Give the data below again exactly as it stands. Omit the pictures.

┌─ Supplied data

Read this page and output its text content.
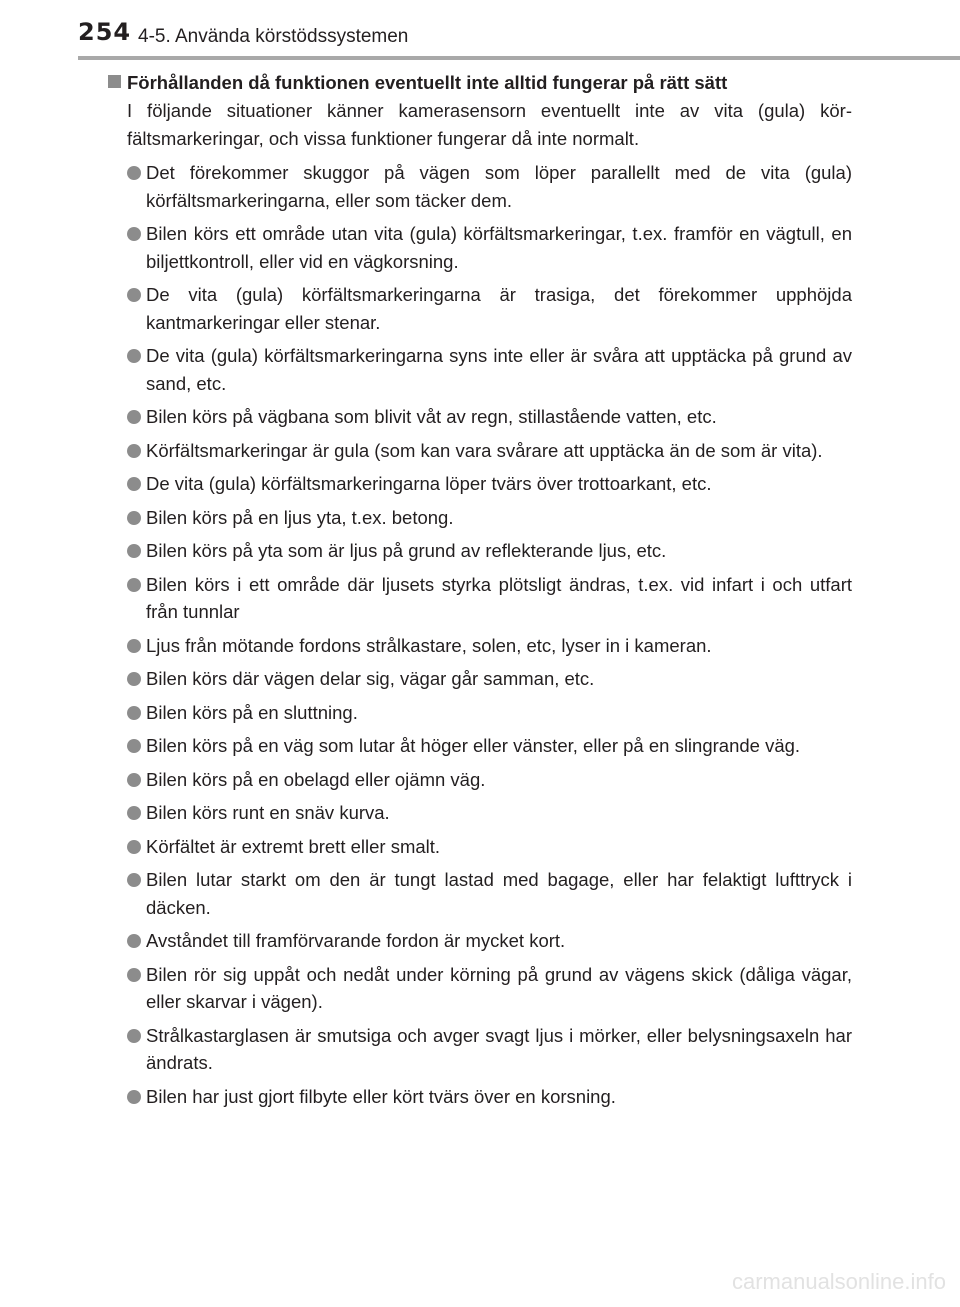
254 4-5. Använda körstödssystemen
Förhållanden då funktionen eventuellt inte alltid fungerar på rätt sätt
I följande situationer känner kamerasensorn eventuellt inte av vita (gula) körfältsmarkeringar, och vissa funktioner fungerar då inte normalt.
Det förekommer skuggor på vägen som löper parallellt med de vita (gula) körfältsmarkeringarna, eller som täcker dem.
Bilen körs ett område utan vita (gula) körfältsmarkeringar, t.ex. framför en vägtull, en biljettkontroll, eller vid en vägkorsning.
De vita (gula) körfältsmarkeringarna är trasiga, det förekommer upphöjda kantmarkeringar eller stenar.
De vita (gula) körfältsmarkeringarna syns inte eller är svåra att upptäcka på grund av sand, etc.
Bilen körs på vägbana som blivit våt av regn, stillastående vatten, etc.
Körfältsmarkeringar är gula (som kan vara svårare att upptäcka än de som är vita).
De vita (gula) körfältsmarkeringarna löper tvärs över trottoarkant, etc.
Bilen körs på en ljus yta, t.ex. betong.
Bilen körs på yta som är ljus på grund av reflekterande ljus, etc.
Bilen körs i ett område där ljusets styrka plötsligt ändras, t.ex. vid infart i och utfart från tunnlar
Ljus från mötande fordons strålkastare, solen, etc, lyser in i kameran.
Bilen körs där vägen delar sig, vägar går samman, etc.
Bilen körs på en sluttning.
Bilen körs på en väg som lutar åt höger eller vänster, eller på en slingrande väg.
Bilen körs på en obelagd eller ojämn väg.
Bilen körs runt en snäv kurva.
Körfältet är extremt brett eller smalt.
Bilen lutar starkt om den är tungt lastad med bagage, eller har felaktigt lufttryck i däcken.
Avståndet till framförvarande fordon är mycket kort.
Bilen rör sig uppåt och nedåt under körning på grund av vägens skick (dåliga vägar, eller skarvar i vägen).
Strålkastarglasen är smutsiga och avger svagt ljus i mörker, eller belysningsaxeln har ändrats.
Bilen har just gjort filbyte eller kört tvärs över en korsning.
carmanualsonline.info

└─

[The solution]:
Read this page and output its text content.
254 4-5. Använda körstödssystemen
Förhållanden då funktionen eventuellt inte alltid fungerar på rätt sätt
I följande situationer känner kamerasensorn eventuellt inte av vita (gula) körfältsmarkeringar, och vissa funktioner fungerar då inte normalt.
Det förekommer skuggor på vägen som löper parallellt med de vita (gula) körfältsmarkeringarna, eller som täcker dem.
Bilen körs ett område utan vita (gula) körfältsmarkeringar, t.ex. framför en vägtull, en biljettkontroll, eller vid en vägkorsning.
De vita (gula) körfältsmarkeringarna är trasiga, det förekommer upphöjda kantmarkeringar eller stenar.
De vita (gula) körfältsmarkeringarna syns inte eller är svåra att upptäcka på grund av sand, etc.
Bilen körs på vägbana som blivit våt av regn, stillastående vatten, etc.
Körfältsmarkeringar är gula (som kan vara svårare att upptäcka än de som är vita).
De vita (gula) körfältsmarkeringarna löper tvärs över trottoarkant, etc.
Bilen körs på en ljus yta, t.ex. betong.
Bilen körs på yta som är ljus på grund av reflekterande ljus, etc.
Bilen körs i ett område där ljusets styrka plötsligt ändras, t.ex. vid infart i och utfart från tunnlar
Ljus från mötande fordons strålkastare, solen, etc, lyser in i kameran.
Bilen körs där vägen delar sig, vägar går samman, etc.
Bilen körs på en sluttning.
Bilen körs på en väg som lutar åt höger eller vänster, eller på en slingrande väg.
Bilen körs på en obelagd eller ojämn väg.
Bilen körs runt en snäv kurva.
Körfältet är extremt brett eller smalt.
Bilen lutar starkt om den är tungt lastad med bagage, eller har felaktigt lufttryck i däcken.
Avståndet till framförvarande fordon är mycket kort.
Bilen rör sig uppåt och nedåt under körning på grund av vägens skick (dåliga vägar, eller skarvar i vägen).
Strålkastarglasen är smutsiga och avger svagt ljus i mörker, eller belysningsaxeln har ändrats.
Bilen har just gjort filbyte eller kört tvärs över en korsning.
carmanualsonline.info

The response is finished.